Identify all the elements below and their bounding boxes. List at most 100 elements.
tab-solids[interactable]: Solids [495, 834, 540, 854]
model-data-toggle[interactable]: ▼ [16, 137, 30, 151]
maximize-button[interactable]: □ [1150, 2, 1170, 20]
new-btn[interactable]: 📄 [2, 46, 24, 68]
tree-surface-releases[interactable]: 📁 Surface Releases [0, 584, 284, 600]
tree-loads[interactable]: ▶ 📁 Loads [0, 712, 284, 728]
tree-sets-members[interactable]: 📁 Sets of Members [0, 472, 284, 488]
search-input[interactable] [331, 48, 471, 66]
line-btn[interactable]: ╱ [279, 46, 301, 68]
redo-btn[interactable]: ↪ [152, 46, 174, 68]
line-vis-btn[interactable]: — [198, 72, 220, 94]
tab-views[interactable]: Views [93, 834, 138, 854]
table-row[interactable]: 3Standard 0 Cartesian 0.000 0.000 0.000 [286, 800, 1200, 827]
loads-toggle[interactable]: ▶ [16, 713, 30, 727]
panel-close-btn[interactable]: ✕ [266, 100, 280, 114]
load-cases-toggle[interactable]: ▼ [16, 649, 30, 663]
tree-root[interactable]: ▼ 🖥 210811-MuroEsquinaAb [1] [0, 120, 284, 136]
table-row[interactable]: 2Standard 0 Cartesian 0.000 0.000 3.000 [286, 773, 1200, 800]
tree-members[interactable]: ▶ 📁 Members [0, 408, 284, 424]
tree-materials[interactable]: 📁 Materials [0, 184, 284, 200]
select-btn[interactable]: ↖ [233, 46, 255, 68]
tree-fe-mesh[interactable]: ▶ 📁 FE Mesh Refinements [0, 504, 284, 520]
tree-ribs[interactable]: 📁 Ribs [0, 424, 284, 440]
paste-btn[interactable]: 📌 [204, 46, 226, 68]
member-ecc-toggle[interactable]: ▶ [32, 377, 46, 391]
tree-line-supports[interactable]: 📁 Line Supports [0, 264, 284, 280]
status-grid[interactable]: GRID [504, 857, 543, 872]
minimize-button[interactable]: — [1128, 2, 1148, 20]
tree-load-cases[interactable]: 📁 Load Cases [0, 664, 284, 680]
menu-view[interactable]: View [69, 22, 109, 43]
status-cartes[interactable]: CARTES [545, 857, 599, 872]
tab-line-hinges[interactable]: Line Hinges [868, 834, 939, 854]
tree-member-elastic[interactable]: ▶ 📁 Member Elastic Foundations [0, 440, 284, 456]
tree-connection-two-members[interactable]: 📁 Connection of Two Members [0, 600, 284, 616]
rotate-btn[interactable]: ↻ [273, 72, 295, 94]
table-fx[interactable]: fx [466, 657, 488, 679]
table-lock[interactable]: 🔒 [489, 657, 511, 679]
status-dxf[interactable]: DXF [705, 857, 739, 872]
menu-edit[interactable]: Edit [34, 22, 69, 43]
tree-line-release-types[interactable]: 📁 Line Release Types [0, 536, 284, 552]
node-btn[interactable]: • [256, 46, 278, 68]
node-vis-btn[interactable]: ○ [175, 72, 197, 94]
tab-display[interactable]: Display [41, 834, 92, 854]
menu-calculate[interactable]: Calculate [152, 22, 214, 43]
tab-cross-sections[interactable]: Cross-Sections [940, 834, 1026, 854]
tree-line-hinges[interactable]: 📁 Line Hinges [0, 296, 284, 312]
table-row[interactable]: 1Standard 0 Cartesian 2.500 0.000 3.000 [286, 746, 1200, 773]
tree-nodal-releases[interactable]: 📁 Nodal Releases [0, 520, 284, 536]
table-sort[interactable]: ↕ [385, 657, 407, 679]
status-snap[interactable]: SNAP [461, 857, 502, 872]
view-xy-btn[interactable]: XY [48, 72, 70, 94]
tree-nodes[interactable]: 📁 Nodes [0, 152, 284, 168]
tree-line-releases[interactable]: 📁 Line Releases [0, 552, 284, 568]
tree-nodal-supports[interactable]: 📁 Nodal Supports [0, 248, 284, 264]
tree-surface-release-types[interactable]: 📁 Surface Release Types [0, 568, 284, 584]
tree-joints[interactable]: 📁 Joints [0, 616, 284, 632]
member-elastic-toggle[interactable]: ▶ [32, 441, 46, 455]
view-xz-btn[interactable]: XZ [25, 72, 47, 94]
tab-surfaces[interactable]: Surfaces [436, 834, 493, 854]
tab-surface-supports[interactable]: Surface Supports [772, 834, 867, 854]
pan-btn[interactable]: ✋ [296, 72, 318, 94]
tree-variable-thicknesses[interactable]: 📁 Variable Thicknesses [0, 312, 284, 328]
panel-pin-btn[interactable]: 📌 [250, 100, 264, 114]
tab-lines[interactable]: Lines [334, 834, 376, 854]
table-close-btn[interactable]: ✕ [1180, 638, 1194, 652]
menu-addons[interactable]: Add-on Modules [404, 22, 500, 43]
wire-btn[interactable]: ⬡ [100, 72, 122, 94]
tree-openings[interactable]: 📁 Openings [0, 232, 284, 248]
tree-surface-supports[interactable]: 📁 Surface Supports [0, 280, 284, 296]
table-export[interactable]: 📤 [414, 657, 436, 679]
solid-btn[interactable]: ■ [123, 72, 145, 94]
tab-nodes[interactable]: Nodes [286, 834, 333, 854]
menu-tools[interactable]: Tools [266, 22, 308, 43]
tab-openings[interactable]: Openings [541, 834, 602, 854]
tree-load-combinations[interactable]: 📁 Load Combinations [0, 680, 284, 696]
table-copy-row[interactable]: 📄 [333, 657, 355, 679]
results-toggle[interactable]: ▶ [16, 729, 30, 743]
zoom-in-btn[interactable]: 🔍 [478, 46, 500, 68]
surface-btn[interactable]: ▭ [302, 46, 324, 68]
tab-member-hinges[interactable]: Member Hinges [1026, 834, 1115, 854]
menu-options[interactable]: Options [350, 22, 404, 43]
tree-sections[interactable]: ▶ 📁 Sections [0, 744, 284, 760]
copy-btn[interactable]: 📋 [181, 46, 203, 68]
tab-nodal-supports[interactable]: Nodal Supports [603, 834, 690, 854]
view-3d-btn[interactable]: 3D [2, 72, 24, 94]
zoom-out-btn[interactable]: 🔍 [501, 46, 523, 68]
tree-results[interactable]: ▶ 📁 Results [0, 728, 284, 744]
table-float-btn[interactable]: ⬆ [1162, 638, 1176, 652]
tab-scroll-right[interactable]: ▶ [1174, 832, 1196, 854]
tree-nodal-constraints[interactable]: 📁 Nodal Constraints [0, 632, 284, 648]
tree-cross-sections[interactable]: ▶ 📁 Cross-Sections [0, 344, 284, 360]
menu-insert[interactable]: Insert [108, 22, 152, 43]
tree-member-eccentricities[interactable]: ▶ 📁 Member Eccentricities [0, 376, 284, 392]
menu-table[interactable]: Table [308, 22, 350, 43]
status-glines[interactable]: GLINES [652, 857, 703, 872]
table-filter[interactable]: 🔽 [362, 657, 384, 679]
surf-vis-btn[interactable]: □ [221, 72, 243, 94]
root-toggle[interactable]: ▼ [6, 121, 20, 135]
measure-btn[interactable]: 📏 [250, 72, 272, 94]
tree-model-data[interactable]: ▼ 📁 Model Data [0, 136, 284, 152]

The exercise: Render every line of the entries above as a JSON list of strings, one string per line, leaving out any blank lines.

Right answer:
[
  "Identify all the elements below and their bounding boxes. List at most 100 elements.",
  "tab-solids[interactable]: Solids [495, 834, 540, 854]",
  "model-data-toggle[interactable]: ▼ [16, 137, 30, 151]",
  "maximize-button[interactable]: □ [1150, 2, 1170, 20]",
  "new-btn[interactable]: 📄 [2, 46, 24, 68]",
  "tree-surface-releases[interactable]: 📁 Surface Releases [0, 584, 284, 600]",
  "tree-loads[interactable]: ▶ 📁 Loads [0, 712, 284, 728]",
  "tree-sets-members[interactable]: 📁 Sets of Members [0, 472, 284, 488]",
  "search-input[interactable] [331, 48, 471, 66]",
  "line-btn[interactable]: ╱ [279, 46, 301, 68]",
  "redo-btn[interactable]: ↪ [152, 46, 174, 68]",
  "line-vis-btn[interactable]: — [198, 72, 220, 94]",
  "tab-views[interactable]: Views [93, 834, 138, 854]",
  "table-row[interactable]: 3Standard 0 Cartesian 0.000 0.000 0.000 [286, 800, 1200, 827]",
  "loads-toggle[interactable]: ▶ [16, 713, 30, 727]",
  "panel-close-btn[interactable]: ✕ [266, 100, 280, 114]",
  "load-cases-toggle[interactable]: ▼ [16, 649, 30, 663]",
  "tree-root[interactable]: ▼ 🖥 210811-MuroEsquinaAb [1] [0, 120, 284, 136]",
  "table-row[interactable]: 2Standard 0 Cartesian 0.000 0.000 3.000 [286, 773, 1200, 800]",
  "tree-members[interactable]: ▶ 📁 Members [0, 408, 284, 424]",
  "tree-materials[interactable]: 📁 Materials [0, 184, 284, 200]",
  "select-btn[interactable]: ↖ [233, 46, 255, 68]",
  "tree-fe-mesh[interactable]: ▶ 📁 FE Mesh Refinements [0, 504, 284, 520]",
  "tree-ribs[interactable]: 📁 Ribs [0, 424, 284, 440]",
  "paste-btn[interactable]: 📌 [204, 46, 226, 68]",
  "member-ecc-toggle[interactable]: ▶ [32, 377, 46, 391]",
  "tree-line-supports[interactable]: 📁 Line Supports [0, 264, 284, 280]",
  "status-grid[interactable]: GRID [504, 857, 543, 872]",
  "minimize-button[interactable]: — [1128, 2, 1148, 20]",
  "tree-load-cases[interactable]: 📁 Load Cases [0, 664, 284, 680]",
  "menu-view[interactable]: View [69, 22, 109, 43]",
  "status-cartes[interactable]: CARTES [545, 857, 599, 872]",
  "tab-line-hinges[interactable]: Line Hinges [868, 834, 939, 854]",
  "tree-member-elastic[interactable]: ▶ 📁 Member Elastic Foundations [0, 440, 284, 456]",
  "tree-connection-two-members[interactable]: 📁 Connection of Two Members [0, 600, 284, 616]",
  "rotate-btn[interactable]: ↻ [273, 72, 295, 94]",
  "table-fx[interactable]: fx [466, 657, 488, 679]",
  "table-lock[interactable]: 🔒 [489, 657, 511, 679]",
  "status-dxf[interactable]: DXF [705, 857, 739, 872]",
  "menu-edit[interactable]: Edit [34, 22, 69, 43]",
  "tree-line-release-types[interactable]: 📁 Line Release Types [0, 536, 284, 552]",
  "node-btn[interactable]: • [256, 46, 278, 68]",
  "node-vis-btn[interactable]: ○ [175, 72, 197, 94]",
  "tab-display[interactable]: Display [41, 834, 92, 854]",
  "menu-calculate[interactable]: Calculate [152, 22, 214, 43]",
  "tab-cross-sections[interactable]: Cross-Sections [940, 834, 1026, 854]",
  "tree-line-hinges[interactable]: 📁 Line Hinges [0, 296, 284, 312]",
  "table-row[interactable]: 1Standard 0 Cartesian 2.500 0.000 3.000 [286, 746, 1200, 773]",
  "tree-nodal-releases[interactable]: 📁 Nodal Releases [0, 520, 284, 536]",
  "table-sort[interactable]: ↕ [385, 657, 407, 679]",
  "status-snap[interactable]: SNAP [461, 857, 502, 872]",
  "view-xy-btn[interactable]: XY [48, 72, 70, 94]",
  "tree-nodes[interactable]: 📁 Nodes [0, 152, 284, 168]",
  "tree-line-releases[interactable]: 📁 Line Releases [0, 552, 284, 568]",
  "tree-nodal-supports[interactable]: 📁 Nodal Supports [0, 248, 284, 264]",
  "tree-surface-release-types[interactable]: 📁 Surface Release Types [0, 568, 284, 584]",
  "tree-joints[interactable]: 📁 Joints [0, 616, 284, 632]",
  "member-elastic-toggle[interactable]: ▶ [32, 441, 46, 455]",
  "view-xz-btn[interactable]: XZ [25, 72, 47, 94]",
  "tab-surfaces[interactable]: Surfaces [436, 834, 493, 854]",
  "tab-surface-supports[interactable]: Surface Supports [772, 834, 867, 854]",
  "pan-btn[interactable]: ✋ [296, 72, 318, 94]",
  "tree-variable-thicknesses[interactable]: 📁 Variable Thicknesses [0, 312, 284, 328]",
  "panel-pin-btn[interactable]: 📌 [250, 100, 264, 114]",
  "tab-lines[interactable]: Lines [334, 834, 376, 854]",
  "table-close-btn[interactable]: ✕ [1180, 638, 1194, 652]",
  "menu-addons[interactable]: Add-on Modules [404, 22, 500, 43]",
  "wire-btn[interactable]: ⬡ [100, 72, 122, 94]",
  "tree-openings[interactable]: 📁 Openings [0, 232, 284, 248]",
  "tree-surface-supports[interactable]: 📁 Surface Supports [0, 280, 284, 296]",
  "table-export[interactable]: 📤 [414, 657, 436, 679]",
  "solid-btn[interactable]: ■ [123, 72, 145, 94]",
  "tab-nodes[interactable]: Nodes [286, 834, 333, 854]",
  "menu-tools[interactable]: Tools [266, 22, 308, 43]",
  "tab-openings[interactable]: Openings [541, 834, 602, 854]",
  "tree-load-combinations[interactable]: 📁 Load Combinations [0, 680, 284, 696]",
  "table-copy-row[interactable]: 📄 [333, 657, 355, 679]",
  "results-toggle[interactable]: ▶ [16, 729, 30, 743]",
  "zoom-in-btn[interactable]: 🔍 [478, 46, 500, 68]",
  "surface-btn[interactable]: ▭ [302, 46, 324, 68]",
  "tab-member-hinges[interactable]: Member Hinges [1026, 834, 1115, 854]",
  "menu-options[interactable]: Options [350, 22, 404, 43]",
  "tree-sections[interactable]: ▶ 📁 Sections [0, 744, 284, 760]",
  "copy-btn[interactable]: 📋 [181, 46, 203, 68]",
  "tab-nodal-supports[interactable]: Nodal Supports [603, 834, 690, 854]",
  "view-3d-btn[interactable]: 3D [2, 72, 24, 94]",
  "zoom-out-btn[interactable]: 🔍 [501, 46, 523, 68]",
  "tree-results[interactable]: ▶ 📁 Results [0, 728, 284, 744]",
  "table-float-btn[interactable]: ⬆ [1162, 638, 1176, 652]",
  "tab-scroll-right[interactable]: ▶ [1174, 832, 1196, 854]",
  "tree-nodal-constraints[interactable]: 📁 Nodal Constraints [0, 632, 284, 648]",
  "tree-cross-sections[interactable]: ▶ 📁 Cross-Sections [0, 344, 284, 360]",
  "menu-insert[interactable]: Insert [108, 22, 152, 43]",
  "tree-member-eccentricities[interactable]: ▶ 📁 Member Eccentricities [0, 376, 284, 392]",
  "menu-table[interactable]: Table [308, 22, 350, 43]",
  "status-glines[interactable]: GLINES [652, 857, 703, 872]",
  "table-filter[interactable]: 🔽 [362, 657, 384, 679]",
  "surf-vis-btn[interactable]: □ [221, 72, 243, 94]",
  "root-toggle[interactable]: ▼ [6, 121, 20, 135]",
  "measure-btn[interactable]: 📏 [250, 72, 272, 94]",
  "tree-model-data[interactable]: ▼ 📁 Model Data [0, 136, 284, 152]"
]